Write the data out again, exactly as given.

> **Data section**

** START **

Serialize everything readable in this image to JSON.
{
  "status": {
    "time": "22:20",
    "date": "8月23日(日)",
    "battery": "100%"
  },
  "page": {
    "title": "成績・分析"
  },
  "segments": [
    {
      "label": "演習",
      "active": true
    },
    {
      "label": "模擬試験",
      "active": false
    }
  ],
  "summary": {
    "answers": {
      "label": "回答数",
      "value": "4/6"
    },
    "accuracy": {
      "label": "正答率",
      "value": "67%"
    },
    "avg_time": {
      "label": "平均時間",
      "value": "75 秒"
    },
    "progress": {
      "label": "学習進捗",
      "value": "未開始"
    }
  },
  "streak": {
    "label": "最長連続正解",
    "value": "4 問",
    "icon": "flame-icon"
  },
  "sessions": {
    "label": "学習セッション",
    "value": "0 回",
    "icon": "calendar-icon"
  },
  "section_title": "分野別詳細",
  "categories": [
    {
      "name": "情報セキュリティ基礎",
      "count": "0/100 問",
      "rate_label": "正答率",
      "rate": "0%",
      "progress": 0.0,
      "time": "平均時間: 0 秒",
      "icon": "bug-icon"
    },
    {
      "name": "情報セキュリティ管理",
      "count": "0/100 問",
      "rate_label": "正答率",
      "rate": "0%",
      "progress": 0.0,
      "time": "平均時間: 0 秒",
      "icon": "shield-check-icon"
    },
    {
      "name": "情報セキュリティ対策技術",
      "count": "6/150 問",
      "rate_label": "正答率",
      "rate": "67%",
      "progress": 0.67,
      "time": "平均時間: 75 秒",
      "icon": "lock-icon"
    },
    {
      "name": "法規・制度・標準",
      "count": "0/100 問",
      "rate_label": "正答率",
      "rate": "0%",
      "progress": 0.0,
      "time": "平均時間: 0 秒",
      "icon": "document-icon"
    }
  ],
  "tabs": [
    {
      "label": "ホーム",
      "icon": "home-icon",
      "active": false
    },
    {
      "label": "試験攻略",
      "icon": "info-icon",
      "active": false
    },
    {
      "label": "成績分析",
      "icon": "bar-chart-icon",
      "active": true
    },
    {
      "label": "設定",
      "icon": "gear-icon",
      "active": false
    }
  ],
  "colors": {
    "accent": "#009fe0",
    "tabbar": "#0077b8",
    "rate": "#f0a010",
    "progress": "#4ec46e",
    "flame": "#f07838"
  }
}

** END **

> **Task solution**
Serialize everything readable in this image to JSON.
{
  "status": {
    "time": "22:20",
    "date": "8月23日(日)",
    "battery": "100%"
  },
  "page": {
    "title": "成績・分析"
  },
  "segments": [
    {
      "label": "演習",
      "active": true
    },
    {
      "label": "模擬試験",
      "active": false
    }
  ],
  "summary": {
    "answers": {
      "label": "回答数",
      "value": "4/6"
    },
    "accuracy": {
      "label": "正答率",
      "value": "67%"
    },
    "avg_time": {
      "label": "平均時間",
      "value": "75 秒"
    },
    "progress": {
      "label": "学習進捗",
      "value": "未開始"
    }
  },
  "streak": {
    "label": "最長連続正解",
    "value": "4 問",
    "icon": "flame-icon"
  },
  "sessions": {
    "label": "学習セッション",
    "value": "0 回",
    "icon": "calendar-icon"
  },
  "section_title": "分野別詳細",
  "categories": [
    {
      "name": "情報セキュリティ基礎",
      "count": "0/100 問",
      "rate_label": "正答率",
      "rate": "0%",
      "progress": 0.0,
      "time": "平均時間: 0 秒",
      "icon": "bug-icon"
    },
    {
      "name": "情報セキュリティ管理",
      "count": "0/100 問",
      "rate_label": "正答率",
      "rate": "0%",
      "progress": 0.0,
      "time": "平均時間: 0 秒",
      "icon": "shield-check-icon"
    },
    {
      "name": "情報セキュリティ対策技術",
      "count": "6/150 問",
      "rate_label": "正答率",
      "rate": "67%",
      "progress": 0.67,
      "time": "平均時間: 75 秒",
      "icon": "lock-icon"
    },
    {
      "name": "法規・制度・標準",
      "count": "0/100 問",
      "rate_label": "正答率",
      "rate": "0%",
      "progress": 0.0,
      "time": "平均時間: 0 秒",
      "icon": "document-icon"
    }
  ],
  "tabs": [
    {
      "label": "ホーム",
      "icon": "home-icon",
      "active": false
    },
    {
      "label": "試験攻略",
      "icon": "info-icon",
      "active": false
    },
    {
      "label": "成績分析",
      "icon": "bar-chart-icon",
      "active": true
    },
    {
      "label": "設定",
      "icon": "gear-icon",
      "active": false
    }
  ],
  "colors": {
    "accent": "#009fe0",
    "tabbar": "#0077b8",
    "rate": "#f0a010",
    "progress": "#4ec46e",
    "flame": "#f07838"
  }
}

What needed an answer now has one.